**Directive**
Using the data below, gather each line that includes the word "JSON".

-------------------------

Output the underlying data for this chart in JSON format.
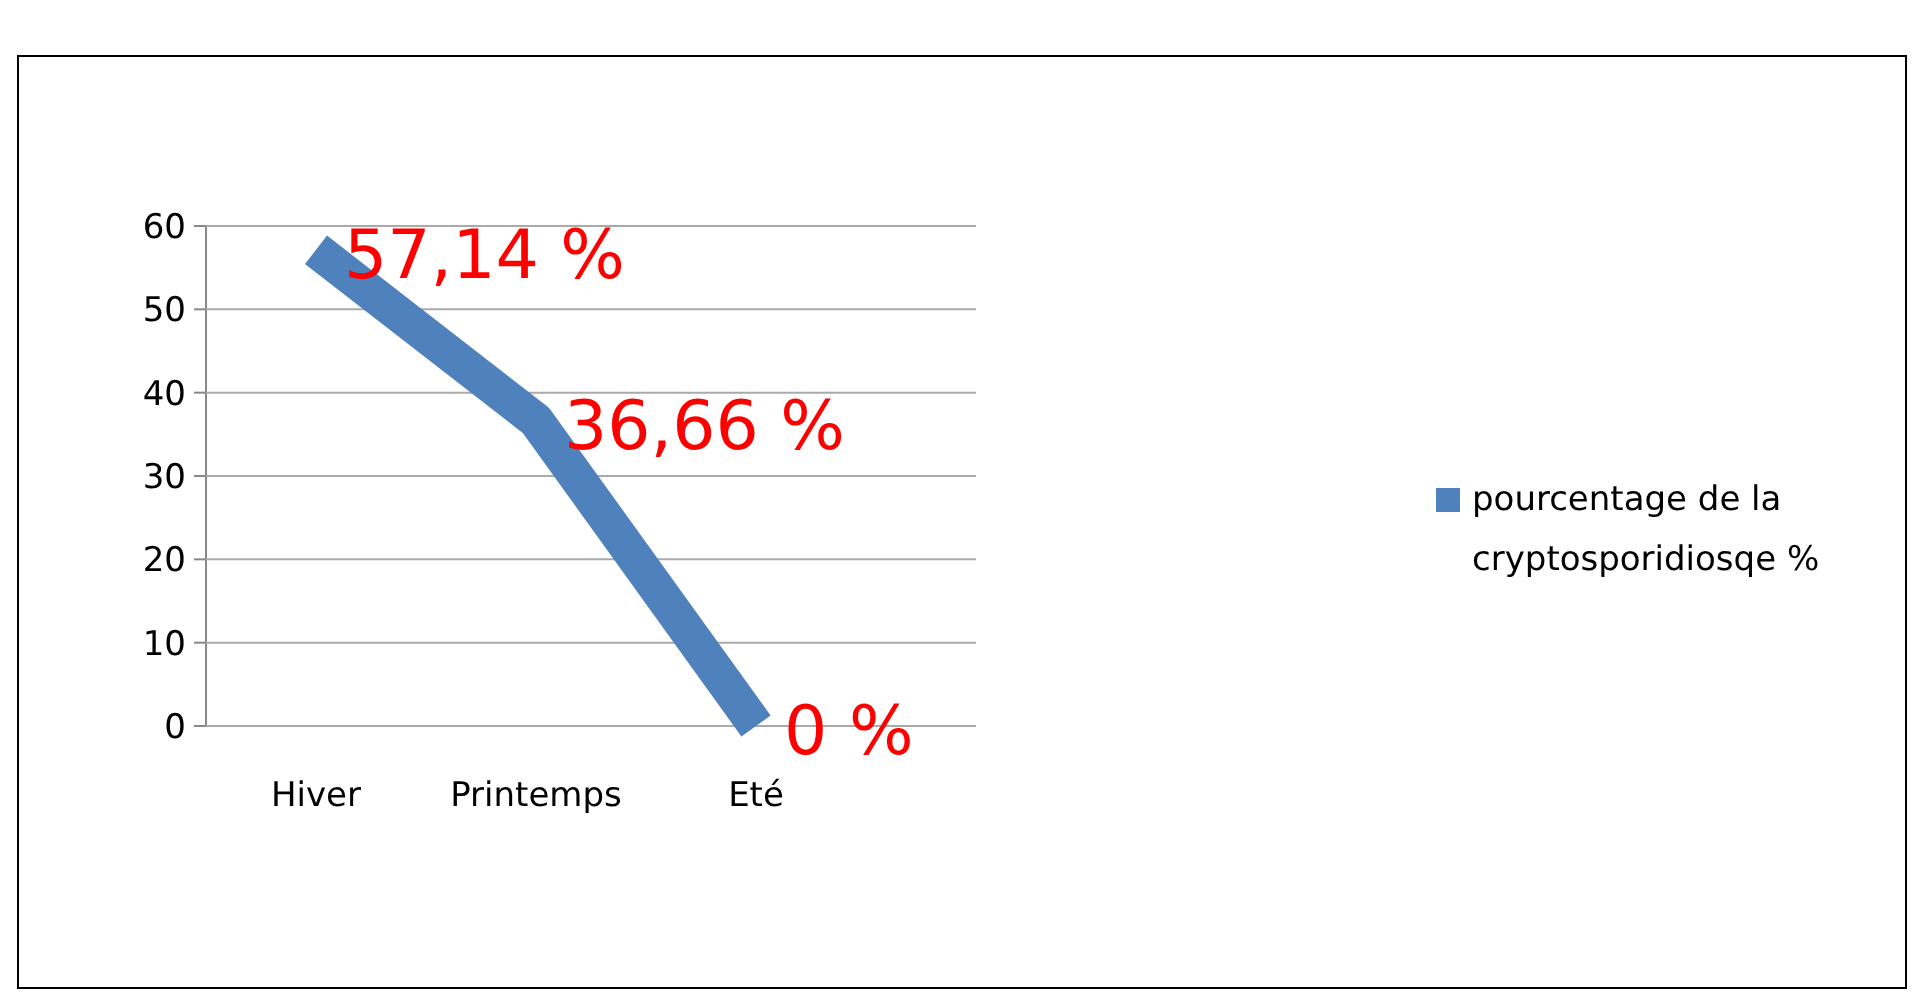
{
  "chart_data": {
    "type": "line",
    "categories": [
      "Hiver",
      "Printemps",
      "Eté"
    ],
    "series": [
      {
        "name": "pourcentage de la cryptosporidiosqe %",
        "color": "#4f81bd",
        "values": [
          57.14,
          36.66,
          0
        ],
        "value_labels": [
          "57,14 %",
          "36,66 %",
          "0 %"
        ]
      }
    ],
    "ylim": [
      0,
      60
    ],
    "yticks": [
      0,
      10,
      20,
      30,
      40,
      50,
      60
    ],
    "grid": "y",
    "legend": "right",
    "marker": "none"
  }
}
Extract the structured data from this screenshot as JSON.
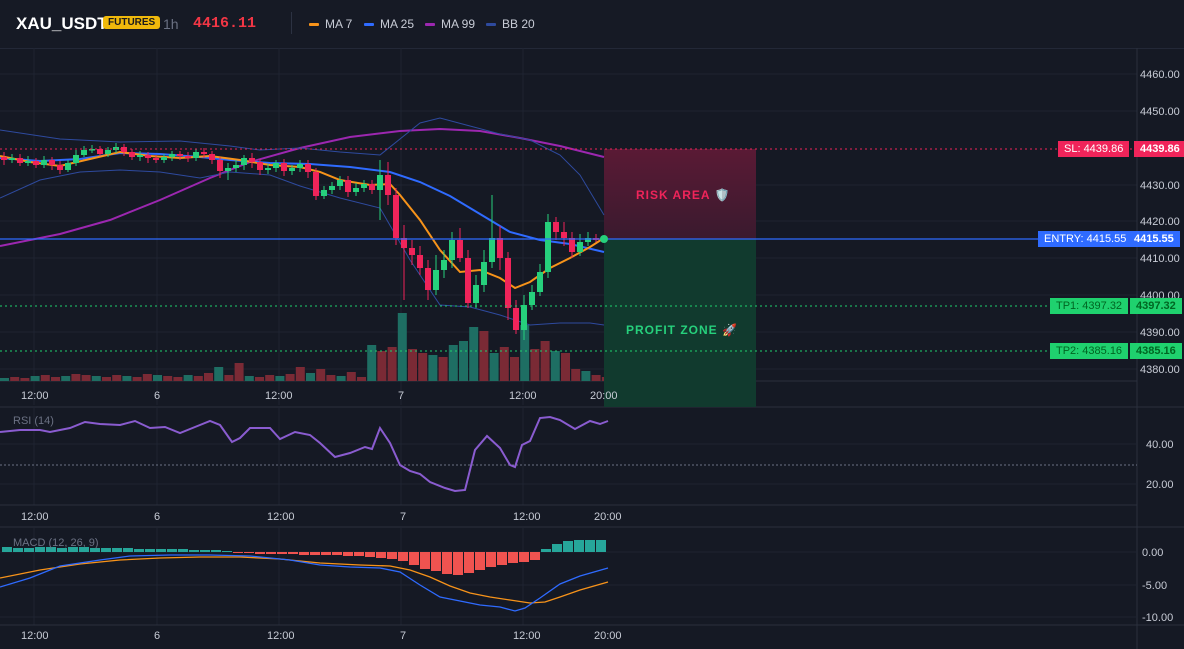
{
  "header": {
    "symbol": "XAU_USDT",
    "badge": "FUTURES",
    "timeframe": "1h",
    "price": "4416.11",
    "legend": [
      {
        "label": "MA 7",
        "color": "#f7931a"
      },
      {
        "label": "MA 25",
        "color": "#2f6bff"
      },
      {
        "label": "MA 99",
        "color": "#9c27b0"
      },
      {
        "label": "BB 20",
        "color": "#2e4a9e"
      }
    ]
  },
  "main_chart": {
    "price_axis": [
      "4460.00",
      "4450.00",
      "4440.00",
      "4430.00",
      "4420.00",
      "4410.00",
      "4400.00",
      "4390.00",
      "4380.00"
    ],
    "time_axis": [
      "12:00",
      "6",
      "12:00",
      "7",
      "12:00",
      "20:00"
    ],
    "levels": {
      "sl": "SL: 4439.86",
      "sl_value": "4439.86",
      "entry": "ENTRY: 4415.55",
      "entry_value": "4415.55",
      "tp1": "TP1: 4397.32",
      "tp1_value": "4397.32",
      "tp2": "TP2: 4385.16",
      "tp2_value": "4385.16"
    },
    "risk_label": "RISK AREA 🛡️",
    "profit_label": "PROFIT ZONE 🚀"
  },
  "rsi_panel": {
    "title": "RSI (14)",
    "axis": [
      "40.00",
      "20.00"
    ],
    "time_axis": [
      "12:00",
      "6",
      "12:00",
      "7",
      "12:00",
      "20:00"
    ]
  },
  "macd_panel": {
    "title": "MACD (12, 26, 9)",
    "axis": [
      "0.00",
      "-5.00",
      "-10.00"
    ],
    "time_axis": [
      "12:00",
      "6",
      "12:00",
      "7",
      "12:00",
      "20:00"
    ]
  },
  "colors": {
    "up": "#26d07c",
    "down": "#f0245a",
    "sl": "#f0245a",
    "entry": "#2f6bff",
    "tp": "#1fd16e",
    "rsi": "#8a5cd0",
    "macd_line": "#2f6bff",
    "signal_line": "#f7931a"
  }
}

-------------------------

**Full output**
Output the underlying data for this chart in JSON format.
Extract the structured data from this screenshot as JSON.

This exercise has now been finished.